▶ [Stated goal]:
Copy every line from the data below in which the string "structured" can be found.
>> Begin Records supplied
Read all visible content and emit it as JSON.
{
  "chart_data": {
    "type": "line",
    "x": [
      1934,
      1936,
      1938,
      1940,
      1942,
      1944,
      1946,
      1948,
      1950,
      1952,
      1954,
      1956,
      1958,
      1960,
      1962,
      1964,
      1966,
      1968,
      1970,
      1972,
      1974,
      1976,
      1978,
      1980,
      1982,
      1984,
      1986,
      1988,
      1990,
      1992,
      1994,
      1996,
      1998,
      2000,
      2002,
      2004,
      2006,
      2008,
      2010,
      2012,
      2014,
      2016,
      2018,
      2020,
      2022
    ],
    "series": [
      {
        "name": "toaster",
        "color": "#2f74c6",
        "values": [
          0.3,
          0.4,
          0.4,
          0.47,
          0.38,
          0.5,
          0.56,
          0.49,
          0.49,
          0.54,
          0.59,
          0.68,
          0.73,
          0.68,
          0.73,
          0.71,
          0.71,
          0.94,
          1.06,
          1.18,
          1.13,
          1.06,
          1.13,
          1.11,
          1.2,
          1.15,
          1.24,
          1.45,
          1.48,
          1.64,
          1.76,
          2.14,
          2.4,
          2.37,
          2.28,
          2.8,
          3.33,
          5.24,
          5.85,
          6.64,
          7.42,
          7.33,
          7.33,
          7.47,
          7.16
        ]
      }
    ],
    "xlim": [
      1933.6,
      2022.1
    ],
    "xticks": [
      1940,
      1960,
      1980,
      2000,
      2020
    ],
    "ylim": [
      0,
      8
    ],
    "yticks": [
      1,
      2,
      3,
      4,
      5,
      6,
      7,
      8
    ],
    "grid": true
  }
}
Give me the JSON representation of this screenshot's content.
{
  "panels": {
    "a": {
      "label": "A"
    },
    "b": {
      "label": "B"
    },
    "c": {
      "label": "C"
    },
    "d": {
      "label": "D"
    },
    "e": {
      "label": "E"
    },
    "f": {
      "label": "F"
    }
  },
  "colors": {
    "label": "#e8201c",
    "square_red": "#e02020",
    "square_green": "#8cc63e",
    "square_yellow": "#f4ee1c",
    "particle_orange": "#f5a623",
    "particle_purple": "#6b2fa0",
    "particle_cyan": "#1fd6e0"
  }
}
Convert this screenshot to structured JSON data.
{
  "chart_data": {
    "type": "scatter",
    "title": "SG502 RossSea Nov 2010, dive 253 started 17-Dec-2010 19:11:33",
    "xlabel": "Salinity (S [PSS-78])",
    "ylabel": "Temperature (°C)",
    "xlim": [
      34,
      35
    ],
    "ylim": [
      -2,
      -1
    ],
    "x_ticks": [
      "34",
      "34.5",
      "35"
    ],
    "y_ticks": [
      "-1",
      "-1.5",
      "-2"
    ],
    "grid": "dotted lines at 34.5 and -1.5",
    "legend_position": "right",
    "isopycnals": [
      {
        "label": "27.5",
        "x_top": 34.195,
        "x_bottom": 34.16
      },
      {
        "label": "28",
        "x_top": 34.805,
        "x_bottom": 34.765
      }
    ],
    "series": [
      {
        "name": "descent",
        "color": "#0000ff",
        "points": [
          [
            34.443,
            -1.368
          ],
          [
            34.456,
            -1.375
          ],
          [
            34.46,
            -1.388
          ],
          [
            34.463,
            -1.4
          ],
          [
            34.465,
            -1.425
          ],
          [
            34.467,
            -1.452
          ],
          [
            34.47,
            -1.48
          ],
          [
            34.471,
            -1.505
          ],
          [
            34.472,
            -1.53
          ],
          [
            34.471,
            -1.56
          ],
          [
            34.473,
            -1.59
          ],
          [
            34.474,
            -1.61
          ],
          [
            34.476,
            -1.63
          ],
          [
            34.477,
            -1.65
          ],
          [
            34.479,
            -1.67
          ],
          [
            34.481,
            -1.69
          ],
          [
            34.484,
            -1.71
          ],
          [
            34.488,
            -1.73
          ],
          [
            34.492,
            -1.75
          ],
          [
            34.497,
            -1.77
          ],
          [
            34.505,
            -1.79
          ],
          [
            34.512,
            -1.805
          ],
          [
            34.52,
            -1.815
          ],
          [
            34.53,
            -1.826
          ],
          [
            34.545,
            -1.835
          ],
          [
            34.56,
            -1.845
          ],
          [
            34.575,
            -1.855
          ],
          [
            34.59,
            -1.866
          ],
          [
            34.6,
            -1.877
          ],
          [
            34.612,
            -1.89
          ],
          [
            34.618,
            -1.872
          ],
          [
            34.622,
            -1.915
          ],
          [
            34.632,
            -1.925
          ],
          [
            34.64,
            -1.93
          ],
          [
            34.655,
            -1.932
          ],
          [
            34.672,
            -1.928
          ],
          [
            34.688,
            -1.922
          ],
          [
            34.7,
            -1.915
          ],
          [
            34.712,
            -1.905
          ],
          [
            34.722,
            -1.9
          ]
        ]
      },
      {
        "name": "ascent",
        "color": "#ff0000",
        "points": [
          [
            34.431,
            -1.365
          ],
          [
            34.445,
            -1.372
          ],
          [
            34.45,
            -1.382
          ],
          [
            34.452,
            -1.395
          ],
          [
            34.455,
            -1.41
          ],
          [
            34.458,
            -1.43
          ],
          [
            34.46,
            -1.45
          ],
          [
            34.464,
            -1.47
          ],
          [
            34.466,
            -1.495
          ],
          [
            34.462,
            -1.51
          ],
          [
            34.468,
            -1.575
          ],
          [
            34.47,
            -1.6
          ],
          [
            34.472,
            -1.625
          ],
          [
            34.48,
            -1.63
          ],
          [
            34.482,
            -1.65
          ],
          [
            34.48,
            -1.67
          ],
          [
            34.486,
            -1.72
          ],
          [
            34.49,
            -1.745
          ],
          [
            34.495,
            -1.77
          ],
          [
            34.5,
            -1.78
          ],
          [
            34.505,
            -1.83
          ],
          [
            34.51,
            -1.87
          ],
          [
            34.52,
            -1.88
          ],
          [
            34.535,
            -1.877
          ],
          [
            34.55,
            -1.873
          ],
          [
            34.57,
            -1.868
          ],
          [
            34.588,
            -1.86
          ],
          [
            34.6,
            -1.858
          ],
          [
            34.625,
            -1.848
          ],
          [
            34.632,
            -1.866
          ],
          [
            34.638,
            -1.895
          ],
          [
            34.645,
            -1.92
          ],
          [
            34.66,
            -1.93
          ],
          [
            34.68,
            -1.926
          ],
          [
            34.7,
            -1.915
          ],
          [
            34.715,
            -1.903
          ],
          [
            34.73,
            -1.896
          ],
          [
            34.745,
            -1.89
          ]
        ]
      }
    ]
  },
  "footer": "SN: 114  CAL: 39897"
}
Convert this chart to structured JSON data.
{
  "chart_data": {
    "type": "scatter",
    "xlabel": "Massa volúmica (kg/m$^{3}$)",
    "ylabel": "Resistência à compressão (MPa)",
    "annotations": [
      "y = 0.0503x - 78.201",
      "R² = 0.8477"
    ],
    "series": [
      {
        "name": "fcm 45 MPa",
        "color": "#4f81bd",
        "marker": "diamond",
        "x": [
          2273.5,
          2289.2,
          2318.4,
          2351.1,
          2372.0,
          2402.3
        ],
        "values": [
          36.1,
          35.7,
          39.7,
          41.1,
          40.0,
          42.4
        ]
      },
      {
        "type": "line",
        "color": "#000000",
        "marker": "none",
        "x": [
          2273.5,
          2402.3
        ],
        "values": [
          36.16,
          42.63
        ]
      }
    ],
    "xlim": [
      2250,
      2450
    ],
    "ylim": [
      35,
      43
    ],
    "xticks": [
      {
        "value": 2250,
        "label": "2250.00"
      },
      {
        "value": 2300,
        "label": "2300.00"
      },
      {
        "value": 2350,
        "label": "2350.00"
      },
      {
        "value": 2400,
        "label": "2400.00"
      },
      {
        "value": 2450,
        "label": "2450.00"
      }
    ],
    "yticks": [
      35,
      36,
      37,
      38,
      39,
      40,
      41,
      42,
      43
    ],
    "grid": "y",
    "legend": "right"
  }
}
>> End Records supplied
▶ [Solution below]:
Convert this screenshot to structured JSON data.
Convert this chart to structured JSON data.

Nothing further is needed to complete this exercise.